>> START Data records
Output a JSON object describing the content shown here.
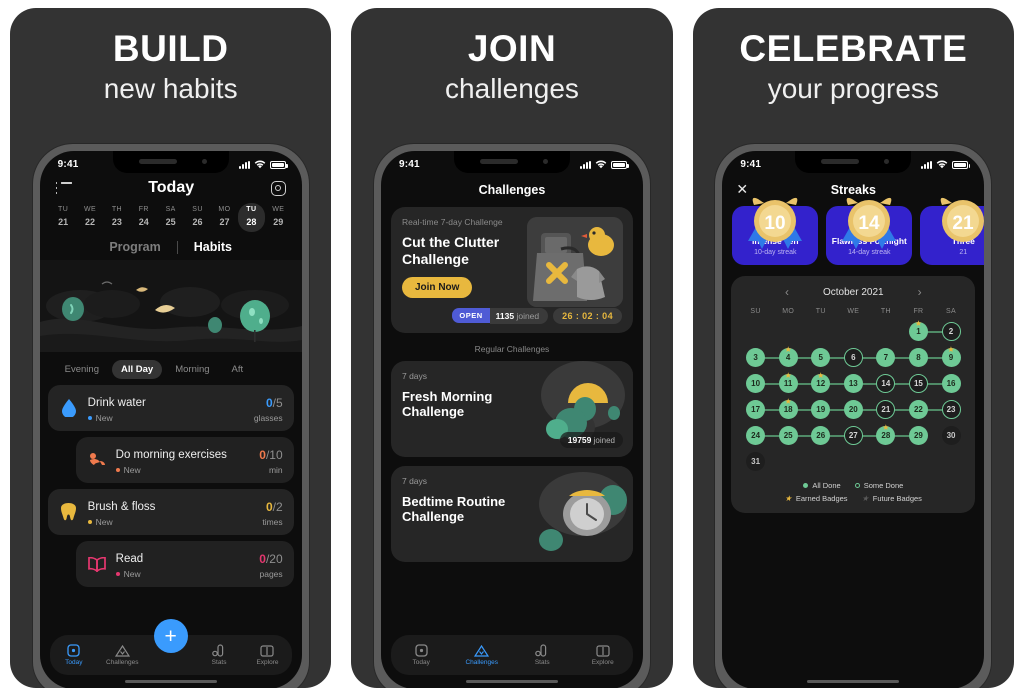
{
  "panels": [
    {
      "headline_top": "BUILD",
      "headline_bottom": "new habits"
    },
    {
      "headline_top": "JOIN",
      "headline_bottom": "challenges"
    },
    {
      "headline_top": "CELEBRATE",
      "headline_bottom": "your progress"
    }
  ],
  "status": {
    "time": "9:41"
  },
  "phone1": {
    "title": "Today",
    "menu_icon": "list-icon",
    "settings_icon": "gear-icon",
    "dates": [
      {
        "dow": "TU",
        "num": "21",
        "selected": false
      },
      {
        "dow": "WE",
        "num": "22",
        "selected": false
      },
      {
        "dow": "TH",
        "num": "23",
        "selected": false
      },
      {
        "dow": "FR",
        "num": "24",
        "selected": false
      },
      {
        "dow": "SA",
        "num": "25",
        "selected": false
      },
      {
        "dow": "SU",
        "num": "26",
        "selected": false
      },
      {
        "dow": "MO",
        "num": "27",
        "selected": false
      },
      {
        "dow": "TU",
        "num": "28",
        "selected": true
      },
      {
        "dow": "WE",
        "num": "29",
        "selected": false
      }
    ],
    "segments": [
      {
        "label": "Program",
        "active": false
      },
      {
        "label": "Habits",
        "active": true
      }
    ],
    "filters": [
      {
        "label": "Evening",
        "active": false
      },
      {
        "label": "All Day",
        "active": true
      },
      {
        "label": "Morning",
        "active": false
      },
      {
        "label": "Aft",
        "active": false
      }
    ],
    "habits": [
      {
        "name": "Drink water",
        "sub": "New",
        "count": "0",
        "total": "/5",
        "unit": "glasses",
        "color": "#3a9bfd",
        "icon": "water-drop-icon",
        "indent": false
      },
      {
        "name": "Do morning exercises",
        "sub": "New",
        "count": "0",
        "total": "/10",
        "unit": "min",
        "color": "#f07a4d",
        "icon": "exercise-icon",
        "indent": true
      },
      {
        "name": "Brush & floss",
        "sub": "New",
        "count": "0",
        "total": "/2",
        "unit": "times",
        "color": "#e8b83e",
        "icon": "tooth-icon",
        "indent": false
      },
      {
        "name": "Read",
        "sub": "New",
        "count": "0",
        "total": "/20",
        "unit": "pages",
        "color": "#e5376f",
        "icon": "book-icon",
        "indent": true
      }
    ],
    "fab_label": "+",
    "tabs": [
      {
        "label": "Today",
        "icon": "today-icon",
        "active": true
      },
      {
        "label": "Challenges",
        "icon": "mountain-icon",
        "active": false
      },
      {
        "label": "Stats",
        "icon": "stats-icon",
        "active": false
      },
      {
        "label": "Explore",
        "icon": "book-open-icon",
        "active": false
      }
    ]
  },
  "phone2": {
    "title": "Challenges",
    "featured": {
      "kicker": "Real-time 7-day Challenge",
      "title": "Cut the Clutter Challenge",
      "button": "Join Now",
      "status_pill": "OPEN",
      "joined_count": "1135",
      "joined_label": "joined",
      "timer": "26 : 02 : 04",
      "art": "declutter-bag-duck-illustration"
    },
    "section_title": "Regular Challenges",
    "regular": [
      {
        "days": "7 days",
        "title": "Fresh Morning Challenge",
        "joined_count": "19759",
        "joined_label": "joined",
        "art": "sunrise-trees-illustration"
      },
      {
        "days": "7 days",
        "title": "Bedtime Routine Challenge",
        "joined_count": "",
        "joined_label": "",
        "art": "alarm-clock-illustration"
      }
    ],
    "tabs": [
      {
        "label": "Today",
        "icon": "today-icon",
        "active": false
      },
      {
        "label": "Challenges",
        "icon": "mountain-icon",
        "active": true
      },
      {
        "label": "Stats",
        "icon": "stats-icon",
        "active": false
      },
      {
        "label": "Explore",
        "icon": "book-open-icon",
        "active": false
      }
    ]
  },
  "phone3": {
    "title": "Streaks",
    "close_icon": "close-icon",
    "badges": [
      {
        "number": "10",
        "name": "Intense Ten",
        "sub": "10-day streak"
      },
      {
        "number": "14",
        "name": "Flawless Fortnight",
        "sub": "14-day streak"
      },
      {
        "number": "21",
        "name": "Three",
        "sub": "21"
      }
    ],
    "calendar": {
      "month": "October 2021",
      "prev_icon": "chevron-left-icon",
      "next_icon": "chevron-right-icon",
      "dow": [
        "SU",
        "MO",
        "TU",
        "WE",
        "TH",
        "FR",
        "SA"
      ],
      "lead_blanks": 5,
      "days": [
        {
          "n": "1",
          "state": "all",
          "star": true,
          "link": true
        },
        {
          "n": "2",
          "state": "some",
          "star": false,
          "link": true
        },
        {
          "n": "3",
          "state": "all",
          "star": false,
          "link": true
        },
        {
          "n": "4",
          "state": "all",
          "star": true,
          "link": true
        },
        {
          "n": "5",
          "state": "all",
          "star": false,
          "link": true
        },
        {
          "n": "6",
          "state": "some",
          "star": false,
          "link": true
        },
        {
          "n": "7",
          "state": "all",
          "star": false,
          "link": true
        },
        {
          "n": "8",
          "state": "all",
          "star": false,
          "link": true
        },
        {
          "n": "9",
          "state": "all",
          "star": true,
          "link": true
        },
        {
          "n": "10",
          "state": "all",
          "star": false,
          "link": true
        },
        {
          "n": "11",
          "state": "all",
          "star": true,
          "link": true
        },
        {
          "n": "12",
          "state": "all",
          "star": true,
          "link": true
        },
        {
          "n": "13",
          "state": "all",
          "star": false,
          "link": true
        },
        {
          "n": "14",
          "state": "some",
          "star": false,
          "link": true
        },
        {
          "n": "15",
          "state": "some",
          "star": false,
          "link": true
        },
        {
          "n": "16",
          "state": "all",
          "star": false,
          "link": true
        },
        {
          "n": "17",
          "state": "all",
          "star": false,
          "link": true
        },
        {
          "n": "18",
          "state": "all",
          "star": true,
          "link": true
        },
        {
          "n": "19",
          "state": "all",
          "star": false,
          "link": true
        },
        {
          "n": "20",
          "state": "all",
          "star": false,
          "link": true
        },
        {
          "n": "21",
          "state": "some",
          "star": false,
          "link": true
        },
        {
          "n": "22",
          "state": "all",
          "star": false,
          "link": true
        },
        {
          "n": "23",
          "state": "some",
          "star": false,
          "link": true
        },
        {
          "n": "24",
          "state": "all",
          "star": false,
          "link": true
        },
        {
          "n": "25",
          "state": "all",
          "star": false,
          "link": true
        },
        {
          "n": "26",
          "state": "all",
          "star": false,
          "link": true
        },
        {
          "n": "27",
          "state": "some",
          "star": false,
          "link": true
        },
        {
          "n": "28",
          "state": "all",
          "star": true,
          "link": true
        },
        {
          "n": "29",
          "state": "all",
          "star": false,
          "link": false
        },
        {
          "n": "30",
          "state": "none",
          "star": false,
          "link": false
        },
        {
          "n": "31",
          "state": "none",
          "star": false,
          "link": false
        }
      ],
      "legend": [
        {
          "label": "All Done",
          "kind": "all"
        },
        {
          "label": "Some Done",
          "kind": "some"
        },
        {
          "label": "Earned Badges",
          "kind": "star"
        },
        {
          "label": "Future Badges",
          "kind": "fut"
        }
      ]
    }
  },
  "colors": {
    "page_bg": "#ffffff",
    "panel_bg": "#333333",
    "screen_bg": "#0d0d0d",
    "accent_blue": "#3a9bfd",
    "accent_yellow": "#e8b83e",
    "accent_green": "#6ec995",
    "badge_purple": "#3322cc",
    "pill_indigo": "#4f5bd5"
  }
}
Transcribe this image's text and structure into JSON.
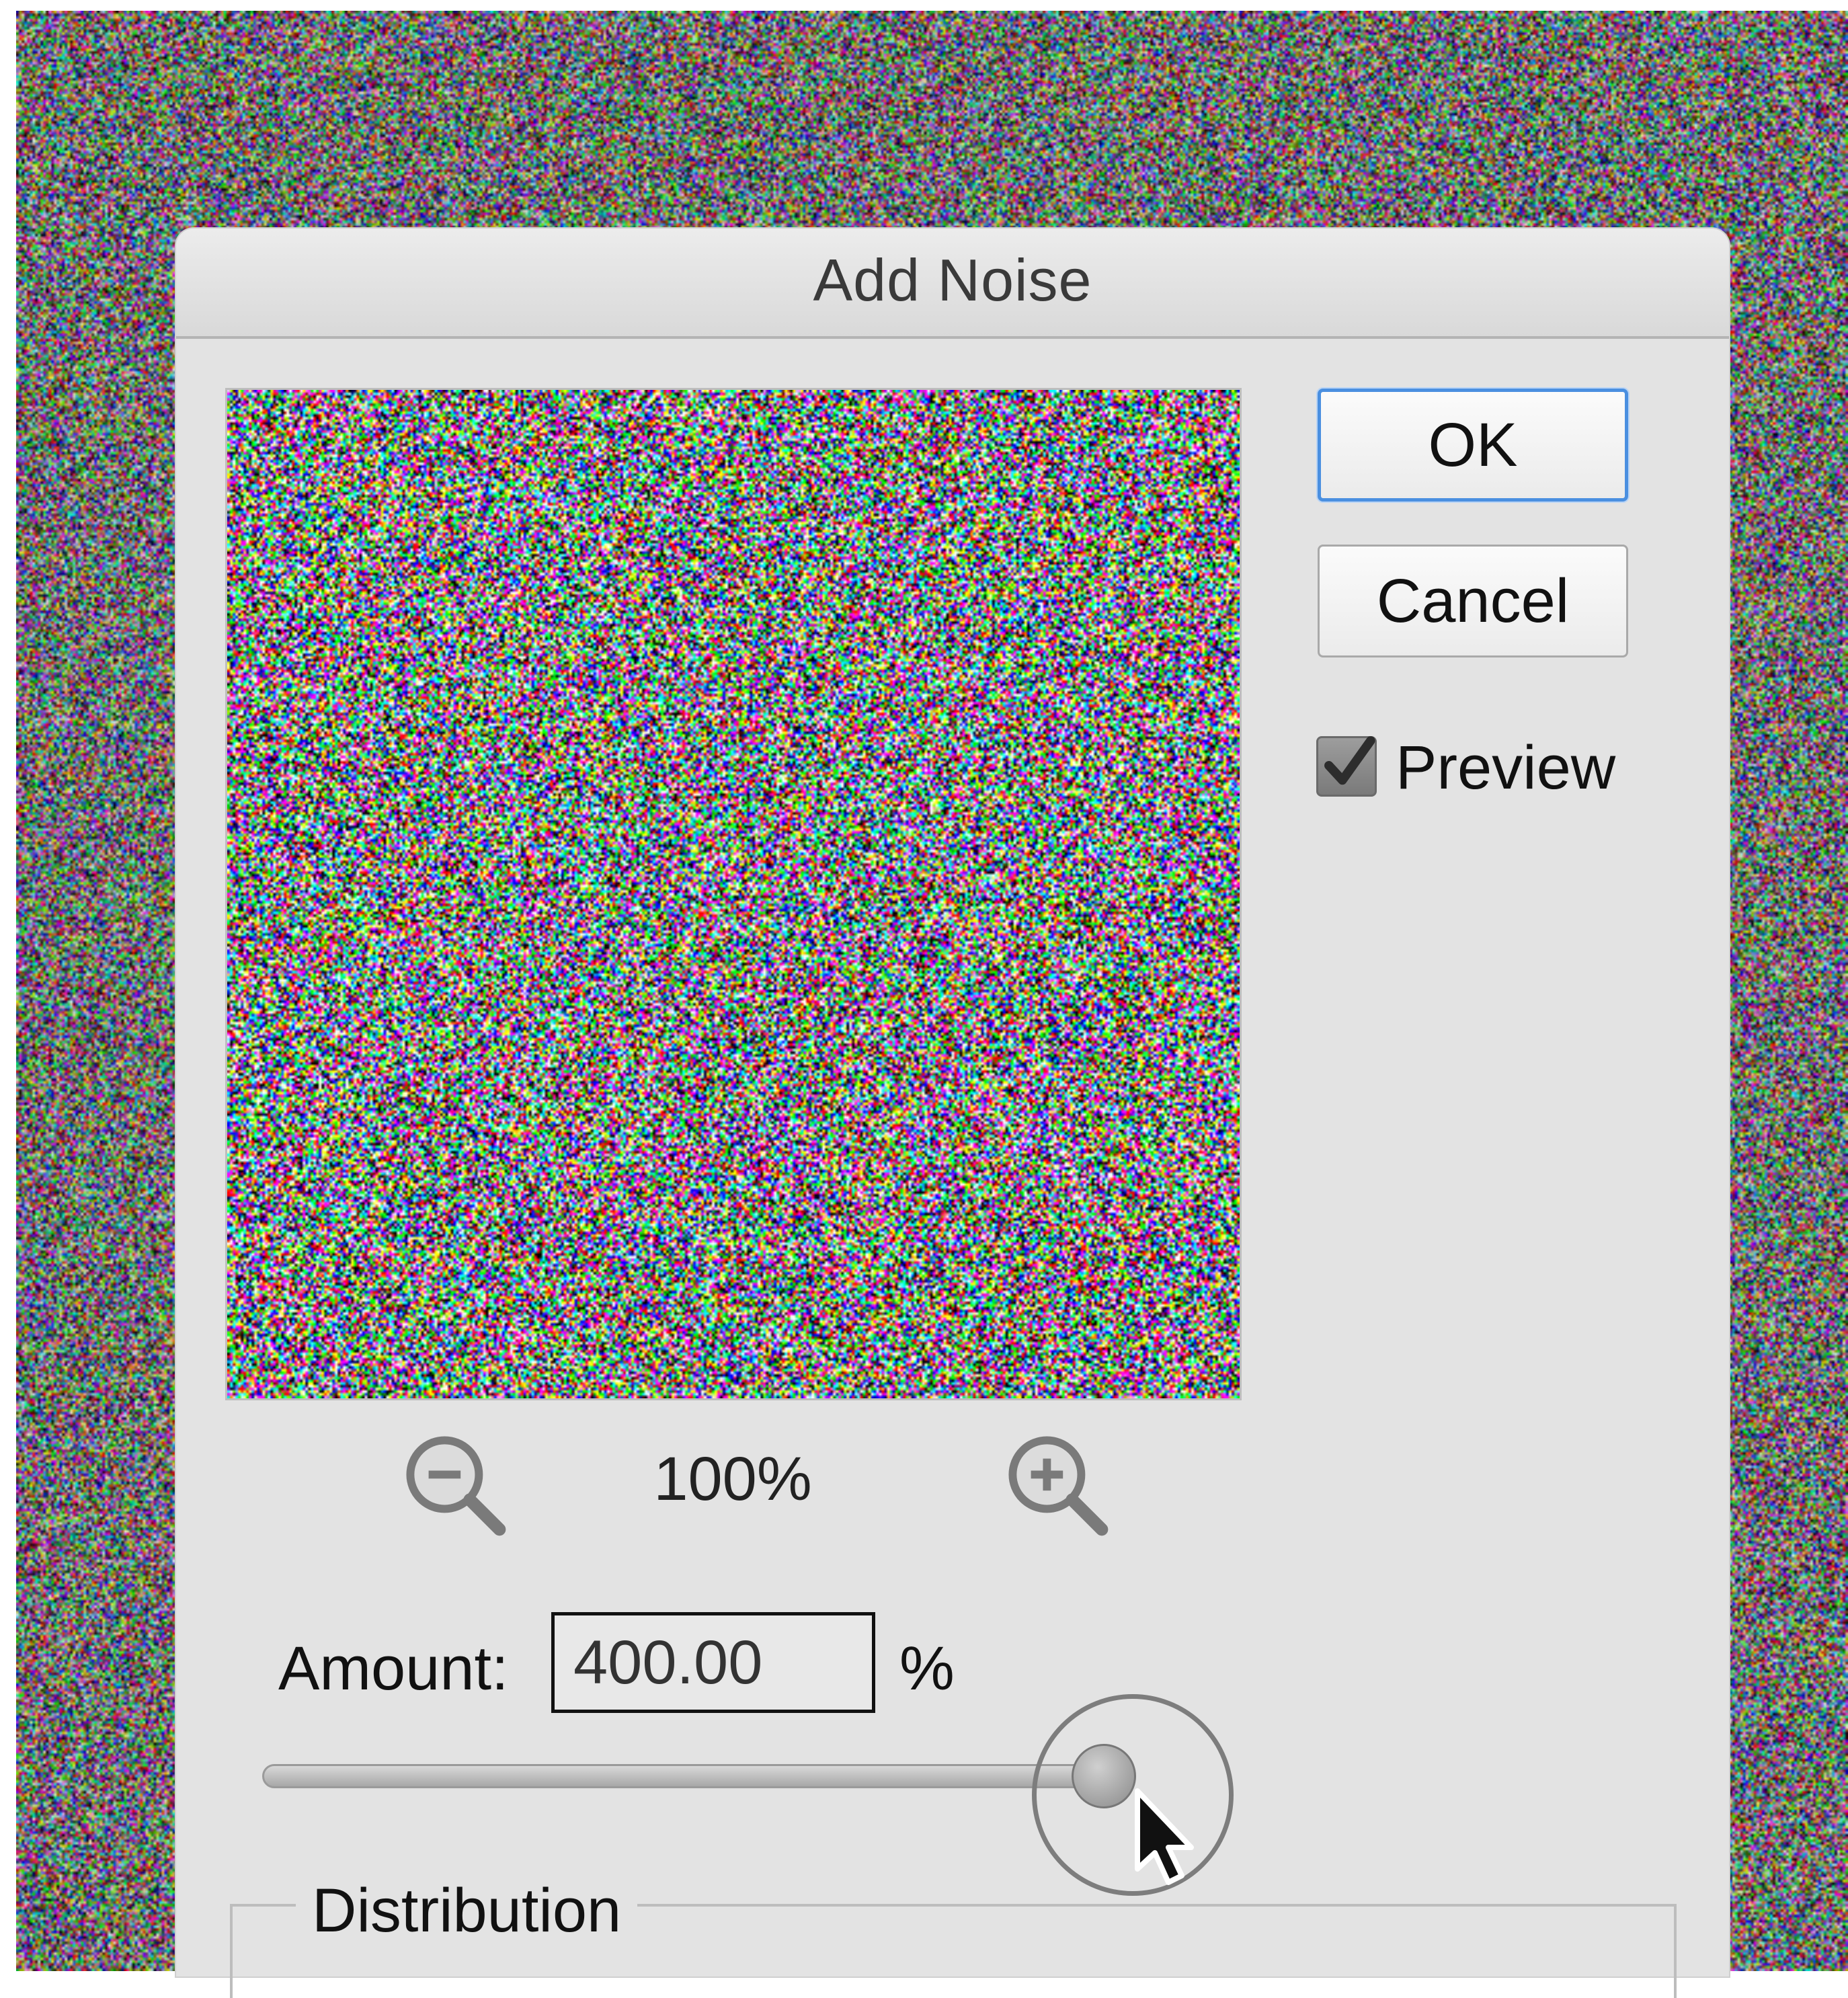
{
  "dialog": {
    "title": "Add Noise",
    "preview_zoom": "100%",
    "buttons": {
      "ok": "OK",
      "cancel": "Cancel"
    },
    "preview_checkbox": {
      "label": "Preview",
      "checked": true
    },
    "amount": {
      "label": "Amount:",
      "value": "400.00",
      "unit": "%",
      "slider_fraction": 1.0
    },
    "distribution": {
      "group_label": "Distribution"
    }
  },
  "icons": {
    "zoom_out": "zoom-out-icon",
    "zoom_in": "zoom-in-icon",
    "cursor": "mouse-pointer-icon",
    "check": "checkmark-icon"
  },
  "colors": {
    "dialog_bg": "#e3e3e3",
    "default_button_border": "#4a8fe0",
    "noise_palette": [
      "#ff0000",
      "#00ff00",
      "#0000ff",
      "#ffff00",
      "#ff00ff",
      "#00ffff",
      "#ffffff",
      "#000000"
    ]
  }
}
>> END Data records
_What is being asked_: How many lines in the data contain the string "illustration"? Respond with the number only.

_Answer below_: 3